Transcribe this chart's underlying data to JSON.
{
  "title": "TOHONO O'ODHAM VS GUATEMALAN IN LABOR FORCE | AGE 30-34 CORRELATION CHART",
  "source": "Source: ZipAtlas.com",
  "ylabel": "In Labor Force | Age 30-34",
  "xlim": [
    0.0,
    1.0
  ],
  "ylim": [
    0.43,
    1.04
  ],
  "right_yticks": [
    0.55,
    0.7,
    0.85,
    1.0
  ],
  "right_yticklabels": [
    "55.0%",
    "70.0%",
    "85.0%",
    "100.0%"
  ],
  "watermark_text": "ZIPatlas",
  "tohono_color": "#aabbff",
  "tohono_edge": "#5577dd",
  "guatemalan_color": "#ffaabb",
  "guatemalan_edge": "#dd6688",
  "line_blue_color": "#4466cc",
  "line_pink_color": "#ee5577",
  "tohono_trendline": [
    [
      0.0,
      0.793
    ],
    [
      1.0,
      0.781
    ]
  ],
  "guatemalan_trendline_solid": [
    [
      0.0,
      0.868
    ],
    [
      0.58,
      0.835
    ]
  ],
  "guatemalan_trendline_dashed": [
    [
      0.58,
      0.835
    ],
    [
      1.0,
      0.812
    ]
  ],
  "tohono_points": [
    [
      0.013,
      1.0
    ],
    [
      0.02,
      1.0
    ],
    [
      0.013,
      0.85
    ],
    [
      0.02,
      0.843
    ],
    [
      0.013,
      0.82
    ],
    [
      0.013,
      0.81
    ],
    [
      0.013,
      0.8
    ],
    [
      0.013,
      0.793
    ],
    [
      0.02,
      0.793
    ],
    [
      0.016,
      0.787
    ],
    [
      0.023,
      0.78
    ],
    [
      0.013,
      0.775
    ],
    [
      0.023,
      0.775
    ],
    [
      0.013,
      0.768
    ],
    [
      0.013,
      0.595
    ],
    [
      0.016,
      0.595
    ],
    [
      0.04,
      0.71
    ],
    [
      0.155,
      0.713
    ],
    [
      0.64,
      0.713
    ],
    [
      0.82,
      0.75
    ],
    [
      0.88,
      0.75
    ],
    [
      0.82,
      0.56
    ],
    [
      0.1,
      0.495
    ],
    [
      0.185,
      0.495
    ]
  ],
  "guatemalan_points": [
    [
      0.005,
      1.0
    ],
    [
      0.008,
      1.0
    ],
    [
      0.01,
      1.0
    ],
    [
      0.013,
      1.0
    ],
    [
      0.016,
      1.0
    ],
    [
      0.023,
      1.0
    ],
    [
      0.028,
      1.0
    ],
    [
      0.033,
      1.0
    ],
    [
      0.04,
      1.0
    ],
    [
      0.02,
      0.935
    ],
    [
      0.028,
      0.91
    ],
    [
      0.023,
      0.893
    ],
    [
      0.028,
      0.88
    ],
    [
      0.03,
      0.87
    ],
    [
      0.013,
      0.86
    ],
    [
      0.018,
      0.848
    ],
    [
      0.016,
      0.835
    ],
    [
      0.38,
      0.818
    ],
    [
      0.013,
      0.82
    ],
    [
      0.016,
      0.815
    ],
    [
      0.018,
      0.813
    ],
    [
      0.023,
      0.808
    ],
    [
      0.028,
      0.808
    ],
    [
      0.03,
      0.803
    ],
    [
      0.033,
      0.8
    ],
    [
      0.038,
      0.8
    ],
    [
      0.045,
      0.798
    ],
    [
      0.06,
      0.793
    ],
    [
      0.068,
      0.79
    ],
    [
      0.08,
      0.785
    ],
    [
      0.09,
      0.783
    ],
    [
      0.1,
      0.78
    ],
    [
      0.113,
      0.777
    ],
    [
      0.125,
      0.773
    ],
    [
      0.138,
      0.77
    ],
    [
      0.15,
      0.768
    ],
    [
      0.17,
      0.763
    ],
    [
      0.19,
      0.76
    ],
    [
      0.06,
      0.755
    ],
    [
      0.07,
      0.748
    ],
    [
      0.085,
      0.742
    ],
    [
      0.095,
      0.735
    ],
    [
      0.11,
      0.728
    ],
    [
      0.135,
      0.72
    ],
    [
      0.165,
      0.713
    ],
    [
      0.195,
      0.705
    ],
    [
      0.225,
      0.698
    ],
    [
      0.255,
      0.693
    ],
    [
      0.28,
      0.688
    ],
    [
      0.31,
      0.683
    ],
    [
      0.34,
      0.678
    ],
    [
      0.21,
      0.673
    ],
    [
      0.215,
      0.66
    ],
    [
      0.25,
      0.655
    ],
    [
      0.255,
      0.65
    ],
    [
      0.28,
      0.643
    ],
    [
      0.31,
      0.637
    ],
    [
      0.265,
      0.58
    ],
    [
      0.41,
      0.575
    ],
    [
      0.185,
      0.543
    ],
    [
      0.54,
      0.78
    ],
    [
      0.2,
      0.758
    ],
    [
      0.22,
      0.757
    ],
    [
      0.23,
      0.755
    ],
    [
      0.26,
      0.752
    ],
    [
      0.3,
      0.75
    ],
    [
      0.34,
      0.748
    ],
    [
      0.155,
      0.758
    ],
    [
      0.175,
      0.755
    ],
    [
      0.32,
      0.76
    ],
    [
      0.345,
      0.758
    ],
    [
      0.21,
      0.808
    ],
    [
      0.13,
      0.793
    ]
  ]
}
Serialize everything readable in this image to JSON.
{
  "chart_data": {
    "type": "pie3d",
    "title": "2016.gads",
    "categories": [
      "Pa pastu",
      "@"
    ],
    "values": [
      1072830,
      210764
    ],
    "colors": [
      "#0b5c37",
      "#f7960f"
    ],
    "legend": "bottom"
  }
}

▶ [To be done]: Go through the listing above line by line and say how many lines hold the word "this". Reply with that number only.

▶ [Solution]: 2